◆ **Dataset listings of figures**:
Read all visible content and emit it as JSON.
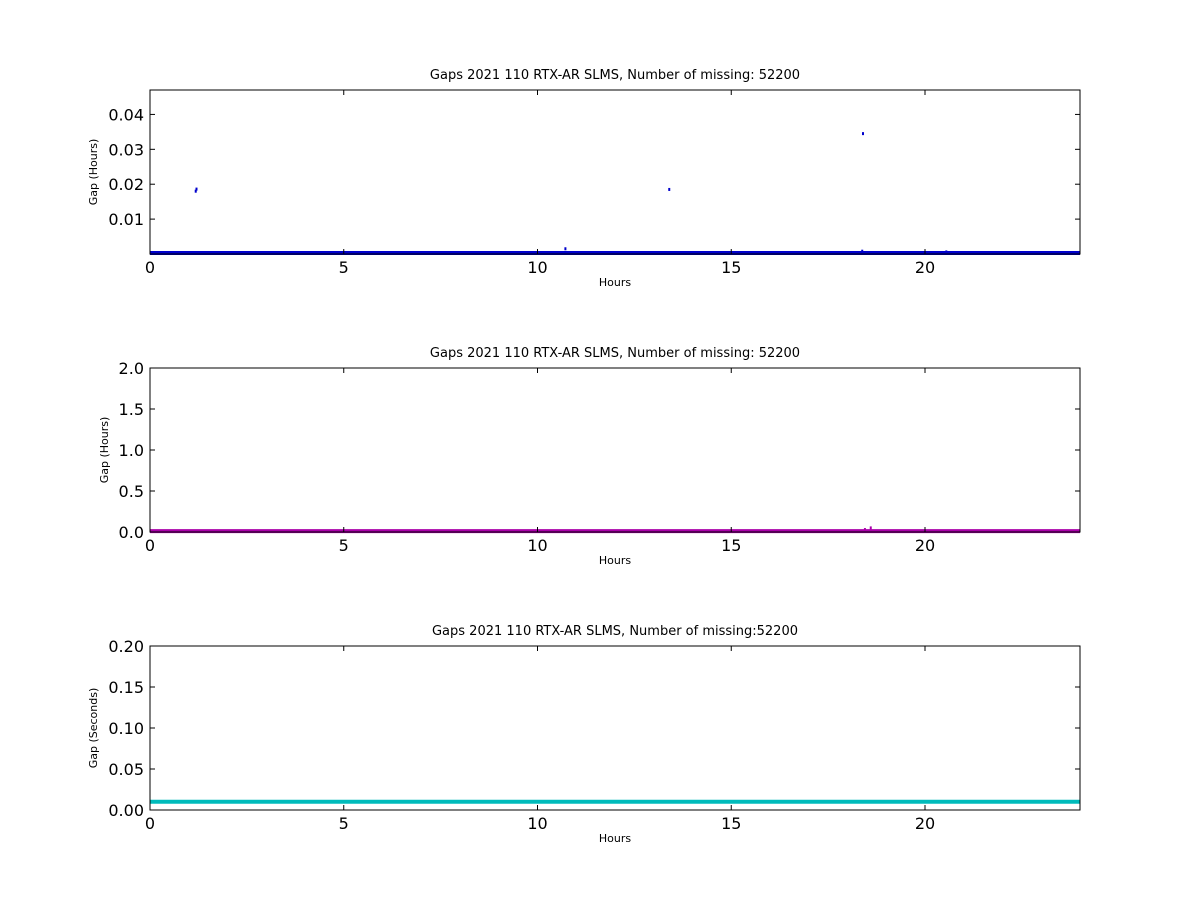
{
  "colors": {
    "panel_1": "#0000cc",
    "panel_2": "#aa00aa",
    "panel_3": "#00bbbb"
  },
  "chart_data": [
    {
      "type": "scatter",
      "title": "Gaps 2021 110 RTX-AR  SLMS, Number of missing: 52200",
      "xlabel": "Hours",
      "ylabel": "Gap (Hours)",
      "xlim": [
        0,
        24
      ],
      "ylim": [
        0,
        0.047
      ],
      "x_ticks": [
        "0",
        "5",
        "10",
        "15",
        "20"
      ],
      "y_ticks": [
        "0.01",
        "0.02",
        "0.03",
        "0.04"
      ],
      "y_tick_values": [
        0.01,
        0.02,
        0.03,
        0.04
      ],
      "grid": false,
      "color": "#0000cc",
      "baseline": {
        "x": [
          0,
          24
        ],
        "y": 0.0003
      },
      "points": [
        {
          "x": 1.18,
          "y": 0.018
        },
        {
          "x": 1.2,
          "y": 0.0186
        },
        {
          "x": 10.72,
          "y": 0.0015
        },
        {
          "x": 13.4,
          "y": 0.0185
        },
        {
          "x": 18.4,
          "y": 0.0345
        },
        {
          "x": 18.38,
          "y": 0.0008
        },
        {
          "x": 20.55,
          "y": 0.0006
        }
      ]
    },
    {
      "type": "scatter",
      "title": "Gaps 2021 110 RTX-AR  SLMS, Number of missing: 52200",
      "xlabel": "Hours",
      "ylabel": "Gap (Hours)",
      "xlim": [
        0,
        24
      ],
      "ylim": [
        0,
        2.0
      ],
      "x_ticks": [
        "0",
        "5",
        "10",
        "15",
        "20"
      ],
      "y_ticks": [
        "0.0",
        "0.5",
        "1.0",
        "1.5",
        "2.0"
      ],
      "y_tick_values": [
        0.0,
        0.5,
        1.0,
        1.5,
        2.0
      ],
      "grid": false,
      "color": "#aa00aa",
      "baseline": {
        "x": [
          0,
          24
        ],
        "y": 0.01
      },
      "points": [
        {
          "x": 18.45,
          "y": 0.03
        },
        {
          "x": 18.6,
          "y": 0.05
        }
      ]
    },
    {
      "type": "line",
      "title": "Gaps 2021 110 RTX-AR  SLMS, Number of missing:52200",
      "xlabel": "Hours",
      "ylabel": "Gap (Seconds)",
      "xlim": [
        0,
        24
      ],
      "ylim": [
        0,
        0.2
      ],
      "x_ticks": [
        "0",
        "5",
        "10",
        "15",
        "20"
      ],
      "y_ticks": [
        "0.00",
        "0.05",
        "0.10",
        "0.15",
        "0.20"
      ],
      "y_tick_values": [
        0.0,
        0.05,
        0.1,
        0.15,
        0.2
      ],
      "grid": false,
      "color": "#00bbbb",
      "baseline": {
        "x": [
          0,
          24
        ],
        "y": 0.01
      },
      "points": []
    }
  ]
}
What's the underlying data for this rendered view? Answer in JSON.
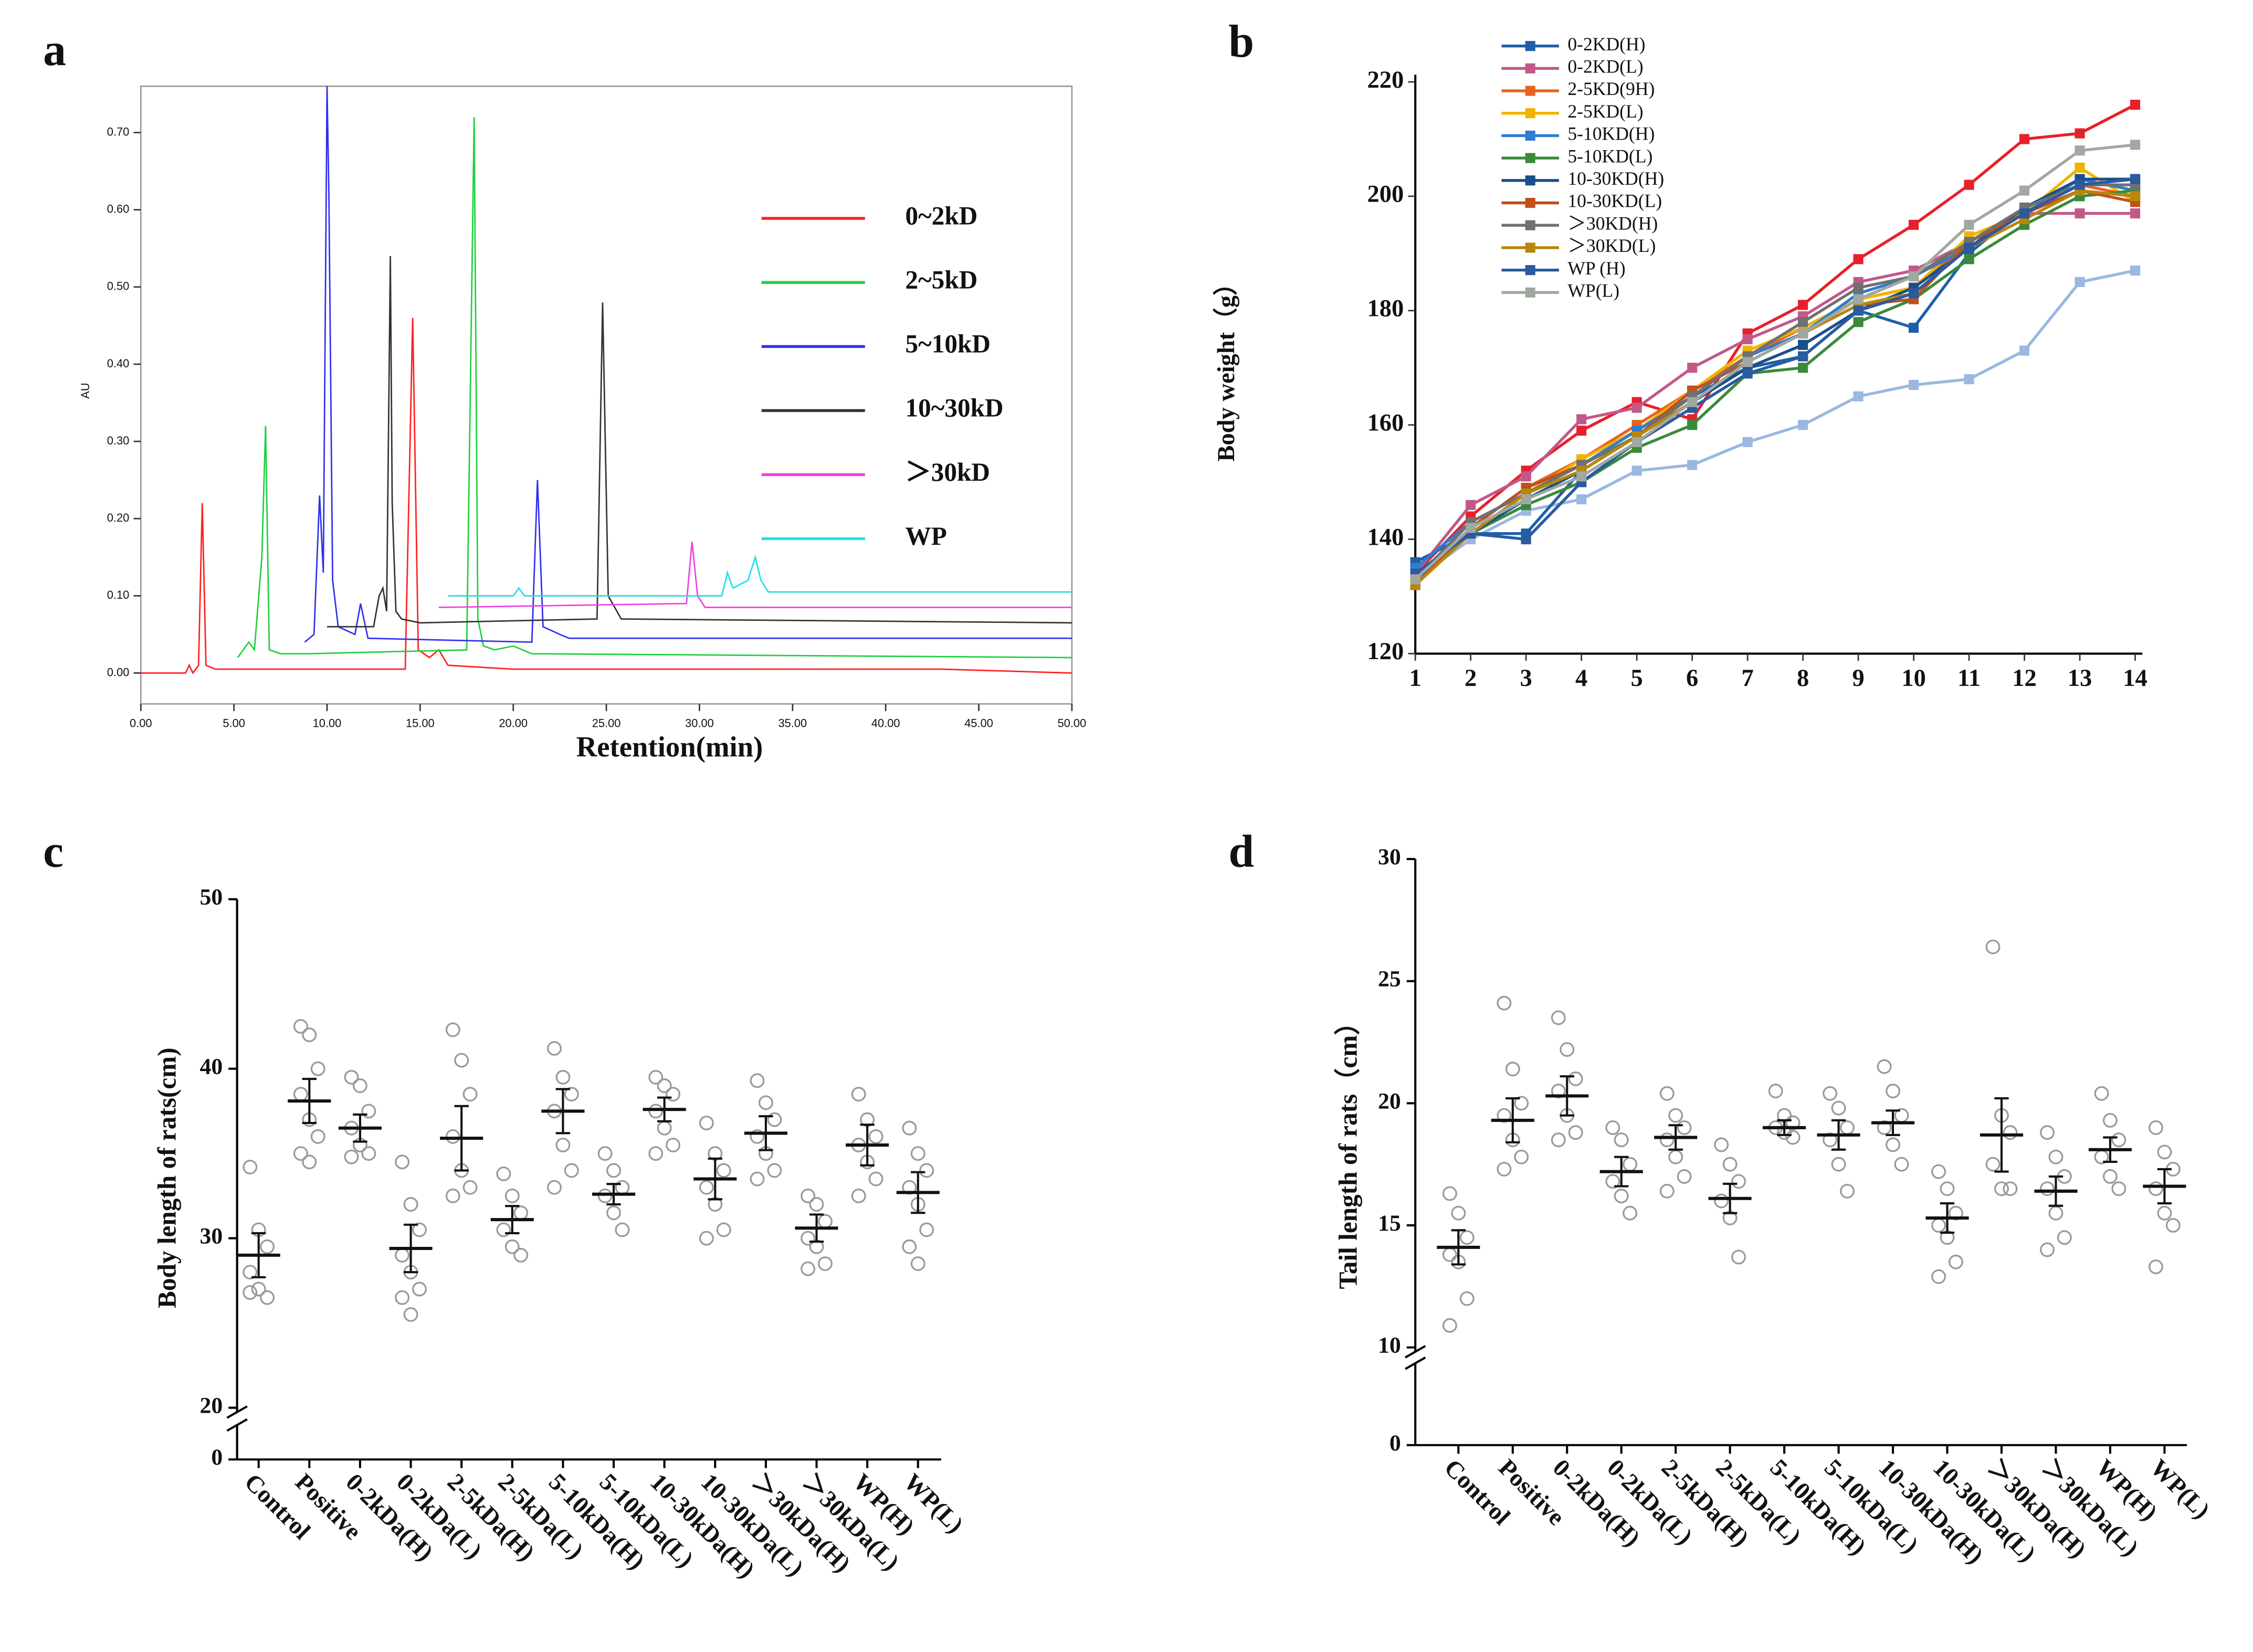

◆ **Exercise requirements**: Return the records exactly. Don't carry the pictures over.

◆ **Correct result**:
Read all visible content and emit it as JSON.
{
  "colors": {
    "panel_1": "#0000cc",
    "panel_2": "#aa00aa",
    "panel_3": "#00bbbb"
  },
  "chart_data": [
    {
      "type": "scatter",
      "title": "Gaps 2021 110 RTX-AR  SLMS, Number of missing: 52200",
      "xlabel": "Hours",
      "ylabel": "Gap (Hours)",
      "xlim": [
        0,
        24
      ],
      "ylim": [
        0,
        0.047
      ],
      "x_ticks": [
        "0",
        "5",
        "10",
        "15",
        "20"
      ],
      "y_ticks": [
        "0.01",
        "0.02",
        "0.03",
        "0.04"
      ],
      "y_tick_values": [
        0.01,
        0.02,
        0.03,
        0.04
      ],
      "grid": false,
      "color": "#0000cc",
      "baseline": {
        "x": [
          0,
          24
        ],
        "y": 0.0003
      },
      "points": [
        {
          "x": 1.18,
          "y": 0.018
        },
        {
          "x": 1.2,
          "y": 0.0186
        },
        {
          "x": 10.72,
          "y": 0.0015
        },
        {
          "x": 13.4,
          "y": 0.0185
        },
        {
          "x": 18.4,
          "y": 0.0345
        },
        {
          "x": 18.38,
          "y": 0.0008
        },
        {
          "x": 20.55,
          "y": 0.0006
        }
      ]
    },
    {
      "type": "scatter",
      "title": "Gaps 2021 110 RTX-AR  SLMS, Number of missing: 52200",
      "xlabel": "Hours",
      "ylabel": "Gap (Hours)",
      "xlim": [
        0,
        24
      ],
      "ylim": [
        0,
        2.0
      ],
      "x_ticks": [
        "0",
        "5",
        "10",
        "15",
        "20"
      ],
      "y_ticks": [
        "0.0",
        "0.5",
        "1.0",
        "1.5",
        "2.0"
      ],
      "y_tick_values": [
        0.0,
        0.5,
        1.0,
        1.5,
        2.0
      ],
      "grid": false,
      "color": "#aa00aa",
      "baseline": {
        "x": [
          0,
          24
        ],
        "y": 0.01
      },
      "points": [
        {
          "x": 18.45,
          "y": 0.03
        },
        {
          "x": 18.6,
          "y": 0.05
        }
      ]
    },
    {
      "type": "line",
      "title": "Gaps 2021 110 RTX-AR  SLMS, Number of missing:52200",
      "xlabel": "Hours",
      "ylabel": "Gap (Seconds)",
      "xlim": [
        0,
        24
      ],
      "ylim": [
        0,
        0.2
      ],
      "x_ticks": [
        "0",
        "5",
        "10",
        "15",
        "20"
      ],
      "y_ticks": [
        "0.00",
        "0.05",
        "0.10",
        "0.15",
        "0.20"
      ],
      "y_tick_values": [
        0.0,
        0.05,
        0.1,
        0.15,
        0.2
      ],
      "grid": false,
      "color": "#00bbbb",
      "baseline": {
        "x": [
          0,
          24
        ],
        "y": 0.01
      },
      "points": []
    }
  ]
}
What's the underlying data for this rendered view? Answer in JSON.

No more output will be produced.